--- START ---
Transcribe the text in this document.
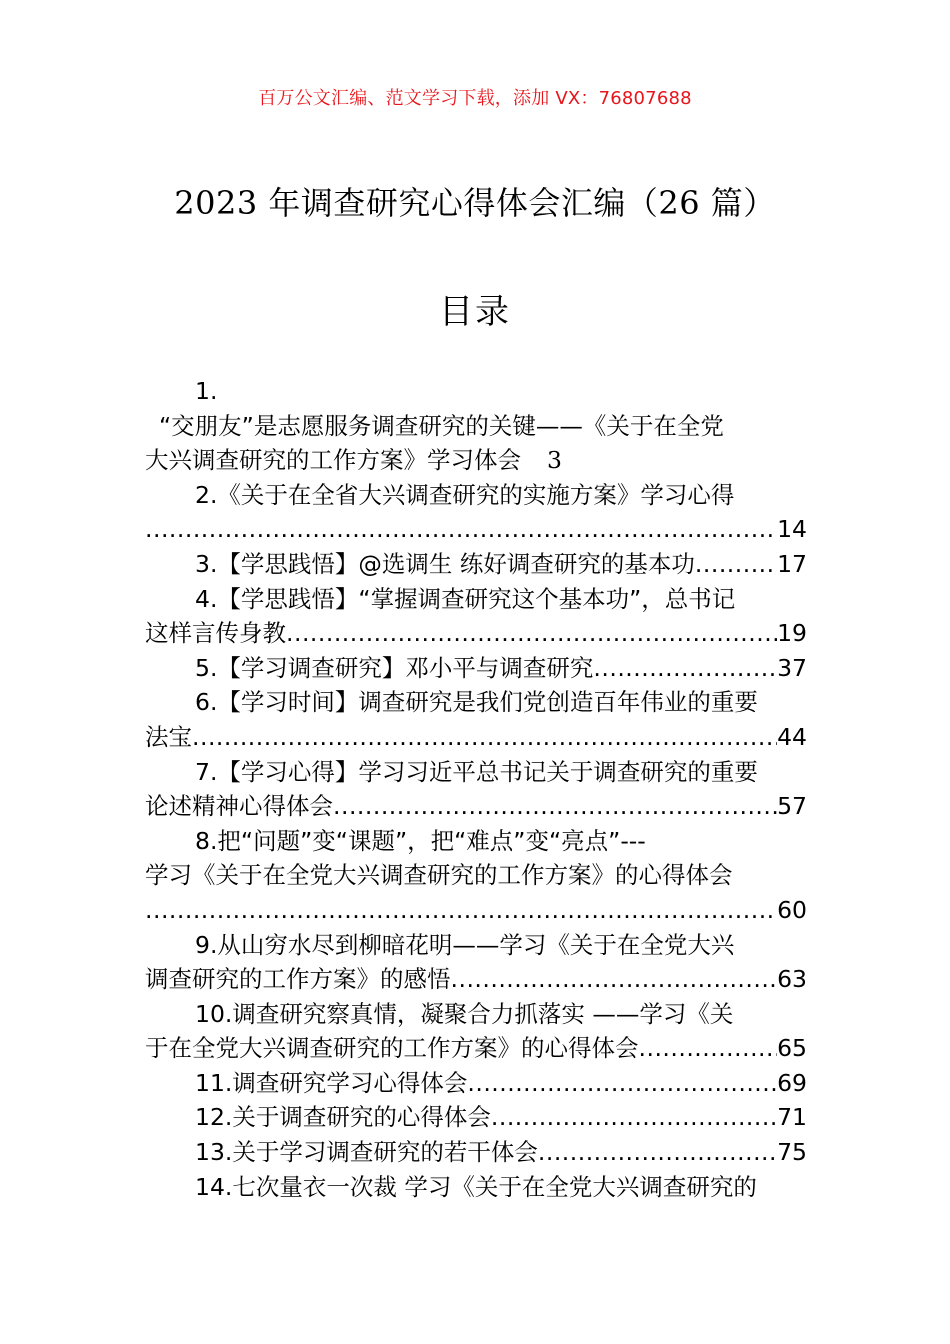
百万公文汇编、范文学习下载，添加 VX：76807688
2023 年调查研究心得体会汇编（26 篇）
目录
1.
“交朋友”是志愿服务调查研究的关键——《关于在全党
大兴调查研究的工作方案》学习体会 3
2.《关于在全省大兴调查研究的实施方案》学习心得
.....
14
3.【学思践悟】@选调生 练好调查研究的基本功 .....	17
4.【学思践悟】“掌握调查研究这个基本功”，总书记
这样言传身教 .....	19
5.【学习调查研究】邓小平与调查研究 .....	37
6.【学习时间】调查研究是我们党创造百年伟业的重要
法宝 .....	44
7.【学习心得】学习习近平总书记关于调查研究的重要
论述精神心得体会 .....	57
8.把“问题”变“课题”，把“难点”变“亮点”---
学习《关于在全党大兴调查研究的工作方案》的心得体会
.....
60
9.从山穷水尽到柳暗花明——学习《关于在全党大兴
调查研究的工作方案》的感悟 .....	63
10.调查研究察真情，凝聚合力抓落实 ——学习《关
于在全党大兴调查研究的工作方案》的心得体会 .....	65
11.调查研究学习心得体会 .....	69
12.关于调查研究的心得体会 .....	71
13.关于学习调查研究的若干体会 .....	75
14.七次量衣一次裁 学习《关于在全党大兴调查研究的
--- END ---
--- START ---
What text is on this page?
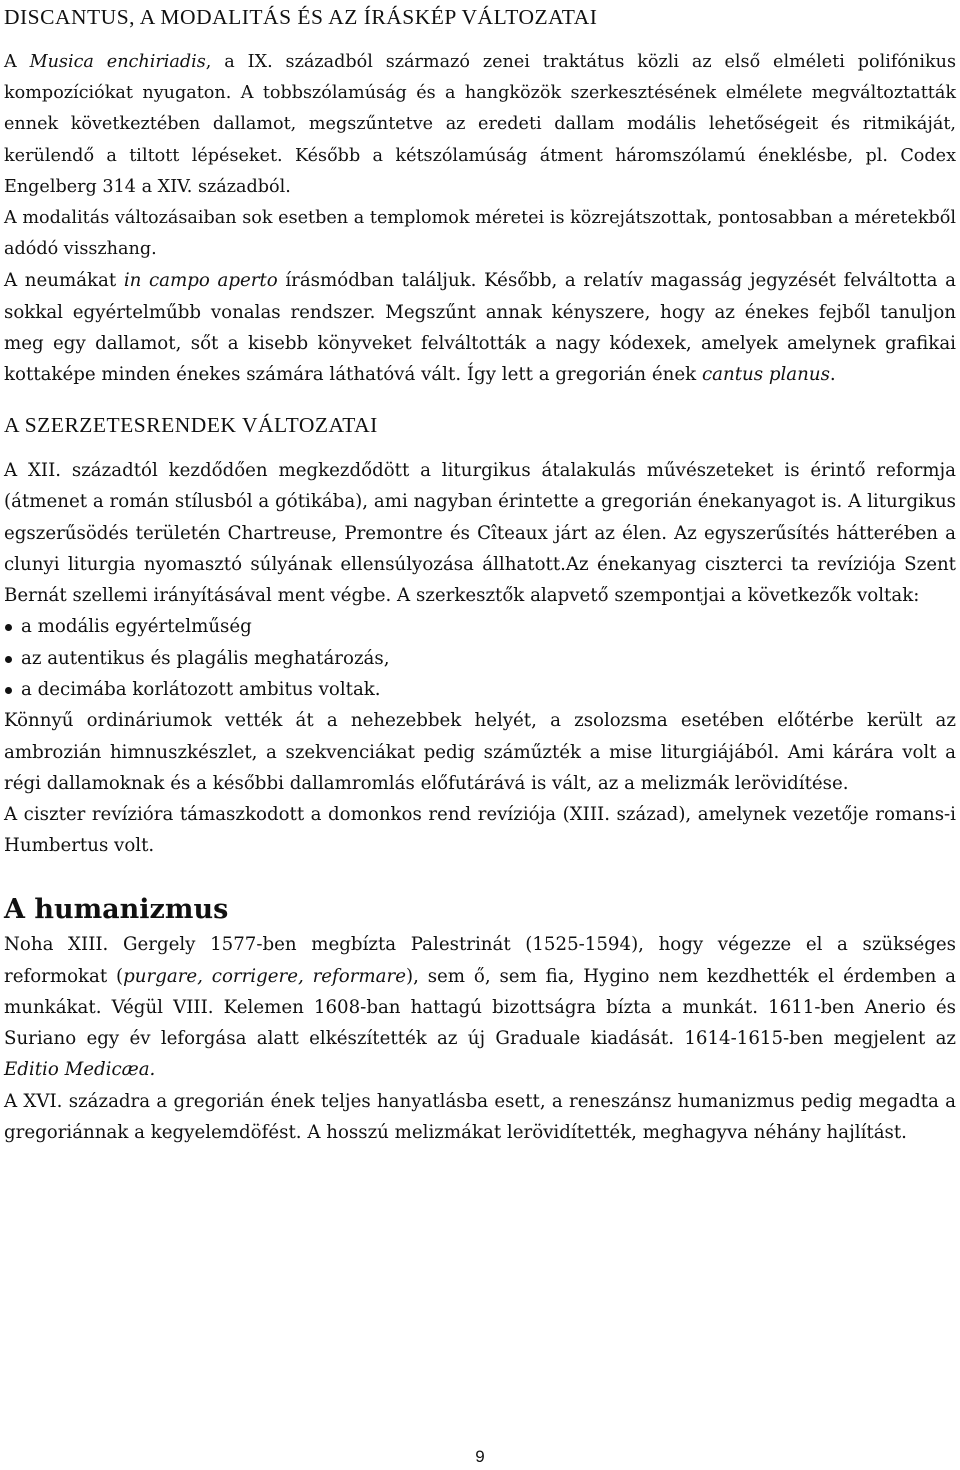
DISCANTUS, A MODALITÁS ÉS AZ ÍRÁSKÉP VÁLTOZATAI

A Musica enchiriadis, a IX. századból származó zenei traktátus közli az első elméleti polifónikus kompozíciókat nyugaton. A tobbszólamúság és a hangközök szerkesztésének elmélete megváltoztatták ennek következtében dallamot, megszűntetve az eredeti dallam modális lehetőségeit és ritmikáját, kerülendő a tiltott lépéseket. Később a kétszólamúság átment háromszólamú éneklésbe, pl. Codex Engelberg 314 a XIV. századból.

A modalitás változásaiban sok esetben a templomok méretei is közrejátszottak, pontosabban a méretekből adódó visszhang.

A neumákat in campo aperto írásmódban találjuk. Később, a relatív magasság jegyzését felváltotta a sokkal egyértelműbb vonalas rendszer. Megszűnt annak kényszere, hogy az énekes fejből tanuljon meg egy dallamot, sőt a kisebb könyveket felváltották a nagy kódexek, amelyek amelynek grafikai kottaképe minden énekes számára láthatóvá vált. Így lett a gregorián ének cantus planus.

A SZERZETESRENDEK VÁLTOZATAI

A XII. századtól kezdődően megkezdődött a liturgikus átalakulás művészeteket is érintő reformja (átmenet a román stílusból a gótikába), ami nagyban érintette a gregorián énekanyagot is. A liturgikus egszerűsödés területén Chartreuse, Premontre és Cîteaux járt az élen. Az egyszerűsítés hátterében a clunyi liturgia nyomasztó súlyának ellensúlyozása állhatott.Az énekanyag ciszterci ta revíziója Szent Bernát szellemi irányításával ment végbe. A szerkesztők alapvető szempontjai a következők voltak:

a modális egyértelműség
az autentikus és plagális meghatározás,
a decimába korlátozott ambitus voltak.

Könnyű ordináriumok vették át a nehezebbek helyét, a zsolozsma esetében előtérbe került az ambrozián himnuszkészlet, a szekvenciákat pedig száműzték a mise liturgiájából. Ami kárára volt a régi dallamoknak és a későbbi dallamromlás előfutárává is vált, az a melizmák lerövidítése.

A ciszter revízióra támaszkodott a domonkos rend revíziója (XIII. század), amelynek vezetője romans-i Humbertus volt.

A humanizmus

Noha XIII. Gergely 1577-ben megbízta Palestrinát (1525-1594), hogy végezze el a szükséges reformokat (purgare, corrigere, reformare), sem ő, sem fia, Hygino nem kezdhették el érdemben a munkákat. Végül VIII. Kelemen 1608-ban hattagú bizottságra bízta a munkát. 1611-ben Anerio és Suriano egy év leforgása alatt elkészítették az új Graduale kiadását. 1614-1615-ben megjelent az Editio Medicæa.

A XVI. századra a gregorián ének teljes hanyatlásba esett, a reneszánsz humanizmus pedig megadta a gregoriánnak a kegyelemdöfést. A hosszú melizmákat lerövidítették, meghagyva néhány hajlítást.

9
--- END ---
◆ **Written instruction**
List every line above that contains the word "dallamot".

◆ **Written answer**
A Musica enchiriadis, a IX. századból származó zenei traktátus közli az első elméleti polifónikus kompozíciókat nyugaton. A tobbszólamúság és a hangközök szerkesztésének elmélete megváltoztatták ennek következtében dallamot, megszűntetve az eredeti dallam modális lehetőségeit és ritmikáját, kerülendő a tiltott lépéseket. Később a kétszólamúság átment háromszólamú éneklésbe, pl. Codex Engelberg 314 a XIV. századból.
A neumákat in campo aperto írásmódban találjuk. Később, a relatív magasság jegyzését felváltotta a sokkal egyértelműbb vonalas rendszer. Megszűnt annak kényszere, hogy az énekes fejből tanuljon meg egy dallamot, sőt a kisebb könyveket felváltották a nagy kódexek, amelyek amelynek grafikai kottaképe minden énekes számára láthatóvá vált. Így lett a gregorián ének cantus planus.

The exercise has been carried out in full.